[Figure record listings]
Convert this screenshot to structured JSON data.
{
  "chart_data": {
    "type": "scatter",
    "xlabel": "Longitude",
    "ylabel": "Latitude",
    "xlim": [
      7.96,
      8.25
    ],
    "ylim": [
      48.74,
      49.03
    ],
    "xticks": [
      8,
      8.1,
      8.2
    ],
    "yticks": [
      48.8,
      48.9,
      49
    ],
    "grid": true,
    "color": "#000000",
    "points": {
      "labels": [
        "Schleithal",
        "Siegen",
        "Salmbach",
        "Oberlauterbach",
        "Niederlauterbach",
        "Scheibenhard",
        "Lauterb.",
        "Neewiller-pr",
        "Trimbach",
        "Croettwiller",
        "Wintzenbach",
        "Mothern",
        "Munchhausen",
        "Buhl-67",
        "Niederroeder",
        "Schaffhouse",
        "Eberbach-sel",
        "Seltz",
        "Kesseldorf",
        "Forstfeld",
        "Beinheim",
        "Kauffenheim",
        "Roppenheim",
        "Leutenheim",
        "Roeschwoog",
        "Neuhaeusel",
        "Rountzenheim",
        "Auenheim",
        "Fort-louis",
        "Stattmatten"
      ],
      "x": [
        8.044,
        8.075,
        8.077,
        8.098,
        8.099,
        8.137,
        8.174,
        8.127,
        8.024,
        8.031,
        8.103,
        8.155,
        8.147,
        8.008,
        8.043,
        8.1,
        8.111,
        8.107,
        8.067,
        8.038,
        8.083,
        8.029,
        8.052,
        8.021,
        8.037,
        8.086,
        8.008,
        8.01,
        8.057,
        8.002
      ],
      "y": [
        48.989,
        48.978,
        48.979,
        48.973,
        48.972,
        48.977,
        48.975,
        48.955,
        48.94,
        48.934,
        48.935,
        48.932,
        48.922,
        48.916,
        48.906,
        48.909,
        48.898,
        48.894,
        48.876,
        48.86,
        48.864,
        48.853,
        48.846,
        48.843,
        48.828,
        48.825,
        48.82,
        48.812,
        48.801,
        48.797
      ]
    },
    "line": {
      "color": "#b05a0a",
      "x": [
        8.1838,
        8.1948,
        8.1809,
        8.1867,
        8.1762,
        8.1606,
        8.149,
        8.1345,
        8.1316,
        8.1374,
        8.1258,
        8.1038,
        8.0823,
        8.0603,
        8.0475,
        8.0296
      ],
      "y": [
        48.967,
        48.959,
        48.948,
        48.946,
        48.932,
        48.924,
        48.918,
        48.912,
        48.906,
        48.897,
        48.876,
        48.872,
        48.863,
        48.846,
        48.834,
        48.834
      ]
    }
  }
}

> _TASK DIRECTIONS_: Write out the records above again, keeping each one identical to the original.

> _EXERCISE OUTPUT_:
Convert this screenshot to structured JSON data.
{
  "chart_data": {
    "type": "scatter",
    "xlabel": "Longitude",
    "ylabel": "Latitude",
    "xlim": [
      7.96,
      8.25
    ],
    "ylim": [
      48.74,
      49.03
    ],
    "xticks": [
      8,
      8.1,
      8.2
    ],
    "yticks": [
      48.8,
      48.9,
      49
    ],
    "grid": true,
    "color": "#000000",
    "points": {
      "labels": [
        "Schleithal",
        "Siegen",
        "Salmbach",
        "Oberlauterbach",
        "Niederlauterbach",
        "Scheibenhard",
        "Lauterb.",
        "Neewiller-pr",
        "Trimbach",
        "Croettwiller",
        "Wintzenbach",
        "Mothern",
        "Munchhausen",
        "Buhl-67",
        "Niederroeder",
        "Schaffhouse",
        "Eberbach-sel",
        "Seltz",
        "Kesseldorf",
        "Forstfeld",
        "Beinheim",
        "Kauffenheim",
        "Roppenheim",
        "Leutenheim",
        "Roeschwoog",
        "Neuhaeusel",
        "Rountzenheim",
        "Auenheim",
        "Fort-louis",
        "Stattmatten"
      ],
      "x": [
        8.044,
        8.075,
        8.077,
        8.098,
        8.099,
        8.137,
        8.174,
        8.127,
        8.024,
        8.031,
        8.103,
        8.155,
        8.147,
        8.008,
        8.043,
        8.1,
        8.111,
        8.107,
        8.067,
        8.038,
        8.083,
        8.029,
        8.052,
        8.021,
        8.037,
        8.086,
        8.008,
        8.01,
        8.057,
        8.002
      ],
      "y": [
        48.989,
        48.978,
        48.979,
        48.973,
        48.972,
        48.977,
        48.975,
        48.955,
        48.94,
        48.934,
        48.935,
        48.932,
        48.922,
        48.916,
        48.906,
        48.909,
        48.898,
        48.894,
        48.876,
        48.86,
        48.864,
        48.853,
        48.846,
        48.843,
        48.828,
        48.825,
        48.82,
        48.812,
        48.801,
        48.797
      ]
    },
    "line": {
      "color": "#b05a0a",
      "x": [
        8.1838,
        8.1948,
        8.1809,
        8.1867,
        8.1762,
        8.1606,
        8.149,
        8.1345,
        8.1316,
        8.1374,
        8.1258,
        8.1038,
        8.0823,
        8.0603,
        8.0475,
        8.0296
      ],
      "y": [
        48.967,
        48.959,
        48.948,
        48.946,
        48.932,
        48.924,
        48.918,
        48.912,
        48.906,
        48.897,
        48.876,
        48.872,
        48.863,
        48.846,
        48.834,
        48.834
      ]
    }
  }
}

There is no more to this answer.